Quote every line below exactly as it reads.

(Data entries)
━━━━━━━━━━━━━━━━

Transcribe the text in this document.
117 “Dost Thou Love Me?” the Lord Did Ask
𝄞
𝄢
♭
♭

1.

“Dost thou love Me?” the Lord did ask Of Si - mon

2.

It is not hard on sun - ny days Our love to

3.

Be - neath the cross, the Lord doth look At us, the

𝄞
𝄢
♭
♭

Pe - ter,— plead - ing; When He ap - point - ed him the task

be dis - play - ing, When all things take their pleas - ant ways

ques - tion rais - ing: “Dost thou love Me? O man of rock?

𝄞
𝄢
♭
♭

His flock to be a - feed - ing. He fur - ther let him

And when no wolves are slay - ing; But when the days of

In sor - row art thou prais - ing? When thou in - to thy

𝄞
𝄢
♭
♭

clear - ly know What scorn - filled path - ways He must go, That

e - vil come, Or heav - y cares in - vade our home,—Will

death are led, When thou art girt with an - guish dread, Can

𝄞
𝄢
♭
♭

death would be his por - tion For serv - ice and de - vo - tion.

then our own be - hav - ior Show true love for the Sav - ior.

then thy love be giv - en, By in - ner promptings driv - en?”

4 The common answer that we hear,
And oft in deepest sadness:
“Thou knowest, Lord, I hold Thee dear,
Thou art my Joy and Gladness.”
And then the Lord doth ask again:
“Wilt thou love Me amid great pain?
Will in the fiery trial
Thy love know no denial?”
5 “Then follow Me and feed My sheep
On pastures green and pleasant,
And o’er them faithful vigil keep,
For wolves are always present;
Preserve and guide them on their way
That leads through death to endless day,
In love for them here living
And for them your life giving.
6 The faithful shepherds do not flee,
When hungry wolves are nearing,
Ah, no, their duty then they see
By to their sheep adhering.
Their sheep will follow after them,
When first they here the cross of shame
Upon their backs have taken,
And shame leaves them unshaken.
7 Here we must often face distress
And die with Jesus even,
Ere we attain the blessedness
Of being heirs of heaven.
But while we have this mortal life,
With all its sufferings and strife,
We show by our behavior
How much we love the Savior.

━━━━━━━━━━━━━━━━

## Complete response
Transcribe the text in this document.
117 “Dost Thou Love Me?” the Lord Did Ask
𝄞
𝄢
♭
♭

1.

“Dost thou love Me?” the Lord did ask Of Si - mon

2.

It is not hard on sun - ny days Our love to

3.

Be - neath the cross, the Lord doth look At us, the

𝄞
𝄢
♭
♭

Pe - ter,— plead - ing; When He ap - point - ed him the task

be dis - play - ing, When all things take their pleas - ant ways

ques - tion rais - ing: “Dost thou love Me? O man of rock?

𝄞
𝄢
♭
♭

His flock to be a - feed - ing. He fur - ther let him

And when no wolves are slay - ing; But when the days of

In sor - row art thou prais - ing? When thou in - to thy

𝄞
𝄢
♭
♭

clear - ly know What scorn - filled path - ways He must go, That

e - vil come, Or heav - y cares in - vade our home,—Will

death are led, When thou art girt with an - guish dread, Can

𝄞
𝄢
♭
♭

death would be his por - tion For serv - ice and de - vo - tion.

then our own be - hav - ior Show true love for the Sav - ior.

then thy love be giv - en, By in - ner promptings driv - en?”

4 The common answer that we hear,
And oft in deepest sadness:
“Thou knowest, Lord, I hold Thee dear,
Thou art my Joy and Gladness.”
And then the Lord doth ask again:
“Wilt thou love Me amid great pain?
Will in the fiery trial
Thy love know no denial?”
5 “Then follow Me and feed My sheep
On pastures green and pleasant,
And o’er them faithful vigil keep,
For wolves are always present;
Preserve and guide them on their way
That leads through death to endless day,
In love for them here living
And for them your life giving.
6 The faithful shepherds do not flee,
When hungry wolves are nearing,
Ah, no, their duty then they see
By to their sheep adhering.
Their sheep will follow after them,
When first they here the cross of shame
Upon their backs have taken,
And shame leaves them unshaken.
7 Here we must often face distress
And die with Jesus even,
Ere we attain the blessedness
Of being heirs of heaven.
But while we have this mortal life,
With all its sufferings and strife,
We show by our behavior
How much we love the Savior.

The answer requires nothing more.